Start at the line containing "Transcribe the text in this document." and transcribe every line exactly through the end of the records below, and only those lines.
== Records for this task
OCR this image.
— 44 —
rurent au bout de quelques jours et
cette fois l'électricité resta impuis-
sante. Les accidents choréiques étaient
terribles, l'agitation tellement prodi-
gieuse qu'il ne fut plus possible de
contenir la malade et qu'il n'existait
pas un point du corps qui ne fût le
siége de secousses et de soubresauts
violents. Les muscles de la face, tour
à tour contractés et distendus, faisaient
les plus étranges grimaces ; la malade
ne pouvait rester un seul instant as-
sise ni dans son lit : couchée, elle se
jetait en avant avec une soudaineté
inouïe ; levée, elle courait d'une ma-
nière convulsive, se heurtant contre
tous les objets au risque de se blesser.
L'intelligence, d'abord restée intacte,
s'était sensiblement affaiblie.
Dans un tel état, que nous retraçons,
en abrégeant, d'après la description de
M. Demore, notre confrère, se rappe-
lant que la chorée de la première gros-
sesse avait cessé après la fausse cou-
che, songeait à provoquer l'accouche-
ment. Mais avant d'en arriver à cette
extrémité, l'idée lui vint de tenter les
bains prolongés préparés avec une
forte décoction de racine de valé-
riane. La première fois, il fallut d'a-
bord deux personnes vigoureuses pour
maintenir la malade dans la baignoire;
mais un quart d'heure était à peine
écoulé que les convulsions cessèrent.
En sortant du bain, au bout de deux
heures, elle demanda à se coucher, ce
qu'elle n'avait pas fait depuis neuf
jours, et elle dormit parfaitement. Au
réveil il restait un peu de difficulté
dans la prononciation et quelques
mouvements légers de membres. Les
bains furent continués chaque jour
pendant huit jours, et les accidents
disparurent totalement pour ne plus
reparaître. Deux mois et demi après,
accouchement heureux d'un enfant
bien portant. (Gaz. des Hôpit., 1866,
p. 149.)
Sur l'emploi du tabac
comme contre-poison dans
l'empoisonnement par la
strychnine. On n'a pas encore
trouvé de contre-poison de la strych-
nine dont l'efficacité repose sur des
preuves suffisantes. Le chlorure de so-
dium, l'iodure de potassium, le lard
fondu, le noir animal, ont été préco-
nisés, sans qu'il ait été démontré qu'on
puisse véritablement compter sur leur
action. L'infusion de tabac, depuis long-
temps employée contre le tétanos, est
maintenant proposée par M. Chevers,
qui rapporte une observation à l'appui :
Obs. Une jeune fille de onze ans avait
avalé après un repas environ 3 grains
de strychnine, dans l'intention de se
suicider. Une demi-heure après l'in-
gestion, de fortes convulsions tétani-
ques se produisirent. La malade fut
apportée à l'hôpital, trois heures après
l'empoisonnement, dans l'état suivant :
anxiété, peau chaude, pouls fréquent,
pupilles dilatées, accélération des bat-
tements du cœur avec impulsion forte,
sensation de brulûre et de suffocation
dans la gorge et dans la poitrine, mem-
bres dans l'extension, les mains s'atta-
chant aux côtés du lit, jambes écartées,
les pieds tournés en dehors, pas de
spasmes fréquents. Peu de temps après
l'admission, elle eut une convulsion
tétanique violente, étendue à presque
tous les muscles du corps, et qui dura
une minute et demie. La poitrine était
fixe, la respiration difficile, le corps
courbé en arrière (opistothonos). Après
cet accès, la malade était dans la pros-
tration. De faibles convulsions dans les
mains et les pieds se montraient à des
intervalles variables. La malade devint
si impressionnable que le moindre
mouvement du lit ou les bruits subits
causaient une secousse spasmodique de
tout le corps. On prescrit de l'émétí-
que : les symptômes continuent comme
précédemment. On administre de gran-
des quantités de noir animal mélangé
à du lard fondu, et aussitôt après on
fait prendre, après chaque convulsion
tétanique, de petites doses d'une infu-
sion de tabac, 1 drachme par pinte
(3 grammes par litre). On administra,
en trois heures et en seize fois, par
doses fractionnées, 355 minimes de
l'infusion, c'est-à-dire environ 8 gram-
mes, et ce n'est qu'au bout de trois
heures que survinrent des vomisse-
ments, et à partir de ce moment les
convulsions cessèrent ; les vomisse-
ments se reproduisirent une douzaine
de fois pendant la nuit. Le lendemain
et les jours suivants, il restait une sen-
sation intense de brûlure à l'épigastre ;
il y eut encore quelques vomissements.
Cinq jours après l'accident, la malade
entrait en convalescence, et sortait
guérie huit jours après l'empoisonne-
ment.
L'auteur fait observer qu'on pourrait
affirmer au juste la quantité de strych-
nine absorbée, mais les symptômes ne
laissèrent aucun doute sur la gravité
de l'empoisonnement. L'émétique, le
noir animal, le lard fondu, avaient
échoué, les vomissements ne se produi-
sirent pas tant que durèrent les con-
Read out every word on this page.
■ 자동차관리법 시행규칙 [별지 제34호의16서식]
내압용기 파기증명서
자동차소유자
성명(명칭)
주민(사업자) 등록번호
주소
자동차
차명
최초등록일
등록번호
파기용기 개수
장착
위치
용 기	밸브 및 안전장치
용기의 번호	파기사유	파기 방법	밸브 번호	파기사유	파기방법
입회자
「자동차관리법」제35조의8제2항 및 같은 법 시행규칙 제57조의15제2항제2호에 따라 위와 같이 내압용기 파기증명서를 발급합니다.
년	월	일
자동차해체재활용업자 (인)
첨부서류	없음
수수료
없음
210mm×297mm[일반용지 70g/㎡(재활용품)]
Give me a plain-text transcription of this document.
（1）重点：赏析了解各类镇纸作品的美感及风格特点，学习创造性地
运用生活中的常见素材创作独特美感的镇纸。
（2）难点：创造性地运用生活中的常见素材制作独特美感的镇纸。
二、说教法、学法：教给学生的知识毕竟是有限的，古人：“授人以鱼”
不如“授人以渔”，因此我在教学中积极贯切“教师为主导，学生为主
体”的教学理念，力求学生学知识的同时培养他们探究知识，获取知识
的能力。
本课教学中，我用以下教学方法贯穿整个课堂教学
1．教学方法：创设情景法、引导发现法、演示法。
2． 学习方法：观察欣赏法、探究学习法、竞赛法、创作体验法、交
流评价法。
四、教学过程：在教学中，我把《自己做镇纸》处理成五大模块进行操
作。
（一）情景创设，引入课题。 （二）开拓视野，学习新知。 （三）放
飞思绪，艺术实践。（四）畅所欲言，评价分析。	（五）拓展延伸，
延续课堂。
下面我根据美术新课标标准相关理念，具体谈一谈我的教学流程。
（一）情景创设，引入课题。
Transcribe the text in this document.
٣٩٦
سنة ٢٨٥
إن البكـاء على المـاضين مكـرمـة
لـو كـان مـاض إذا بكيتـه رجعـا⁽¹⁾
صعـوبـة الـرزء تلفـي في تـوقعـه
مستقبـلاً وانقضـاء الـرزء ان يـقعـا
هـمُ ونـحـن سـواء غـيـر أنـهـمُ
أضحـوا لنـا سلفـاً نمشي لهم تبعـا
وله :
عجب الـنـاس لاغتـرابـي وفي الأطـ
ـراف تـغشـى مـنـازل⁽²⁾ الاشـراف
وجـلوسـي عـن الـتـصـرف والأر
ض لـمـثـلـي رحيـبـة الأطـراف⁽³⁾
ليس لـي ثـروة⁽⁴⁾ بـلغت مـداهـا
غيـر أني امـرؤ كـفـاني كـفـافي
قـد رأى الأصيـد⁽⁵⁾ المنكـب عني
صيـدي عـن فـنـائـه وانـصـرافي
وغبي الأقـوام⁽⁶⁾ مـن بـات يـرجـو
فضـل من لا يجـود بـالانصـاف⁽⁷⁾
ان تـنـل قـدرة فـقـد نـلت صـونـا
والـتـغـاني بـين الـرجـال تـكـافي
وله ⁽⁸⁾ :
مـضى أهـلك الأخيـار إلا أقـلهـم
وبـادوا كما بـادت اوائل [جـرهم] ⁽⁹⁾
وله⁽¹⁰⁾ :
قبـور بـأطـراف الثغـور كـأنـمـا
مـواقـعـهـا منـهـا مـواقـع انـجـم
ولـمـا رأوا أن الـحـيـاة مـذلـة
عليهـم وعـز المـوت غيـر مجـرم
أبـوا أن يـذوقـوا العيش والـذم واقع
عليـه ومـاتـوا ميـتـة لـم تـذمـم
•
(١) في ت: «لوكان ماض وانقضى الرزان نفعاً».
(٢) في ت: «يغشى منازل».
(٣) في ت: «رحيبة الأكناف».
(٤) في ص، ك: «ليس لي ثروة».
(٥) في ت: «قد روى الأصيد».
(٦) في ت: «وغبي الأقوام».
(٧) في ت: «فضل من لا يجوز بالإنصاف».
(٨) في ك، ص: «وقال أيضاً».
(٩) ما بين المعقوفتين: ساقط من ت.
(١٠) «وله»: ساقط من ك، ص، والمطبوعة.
====
Exercise output
Transcribe the text in this document.
٣٩٦
سنة ٢٨٥
إن البكـاء على المـاضين مكـرمـة
لـو كـان مـاض إذا بكيتـه رجعـا⁽¹⁾
صعـوبـة الـرزء تلفـي في تـوقعـه
مستقبـلاً وانقضـاء الـرزء ان يـقعـا
هـمُ ونـحـن سـواء غـيـر أنـهـمُ
أضحـوا لنـا سلفـاً نمشي لهم تبعـا
وله :
عجب الـنـاس لاغتـرابـي وفي الأطـ
ـراف تـغشـى مـنـازل⁽²⁾ الاشـراف
وجـلوسـي عـن الـتـصـرف والأر
ض لـمـثـلـي رحيـبـة الأطـراف⁽³⁾
ليس لـي ثـروة⁽⁴⁾ بـلغت مـداهـا
غيـر أني امـرؤ كـفـاني كـفـافي
قـد رأى الأصيـد⁽⁵⁾ المنكـب عني
صيـدي عـن فـنـائـه وانـصـرافي
وغبي الأقـوام⁽⁶⁾ مـن بـات يـرجـو
فضـل من لا يجـود بـالانصـاف⁽⁷⁾
ان تـنـل قـدرة فـقـد نـلت صـونـا
والـتـغـاني بـين الـرجـال تـكـافي
وله ⁽⁸⁾ :
مـضى أهـلك الأخيـار إلا أقـلهـم
وبـادوا كما بـادت اوائل [جـرهم] ⁽⁹⁾
وله⁽¹⁰⁾ :
قبـور بـأطـراف الثغـور كـأنـمـا
مـواقـعـهـا منـهـا مـواقـع انـجـم
ولـمـا رأوا أن الـحـيـاة مـذلـة
عليهـم وعـز المـوت غيـر مجـرم
أبـوا أن يـذوقـوا العيش والـذم واقع
عليـه ومـاتـوا ميـتـة لـم تـذمـم
•
(١) في ت: «لوكان ماض وانقضى الرزان نفعاً».
(٢) في ت: «يغشى منازل».
(٣) في ت: «رحيبة الأكناف».
(٤) في ص، ك: «ليس لي ثروة».
(٥) في ت: «قد روى الأصيد».
(٦) في ت: «وغبي الأقوام».
(٧) في ت: «فضل من لا يجوز بالإنصاف».
(٨) في ك، ص: «وقال أيضاً».
(٩) ما بين المعقوفتين: ساقط من ت.
(١٠) «وله»: ساقط من ك، ص، والمطبوعة.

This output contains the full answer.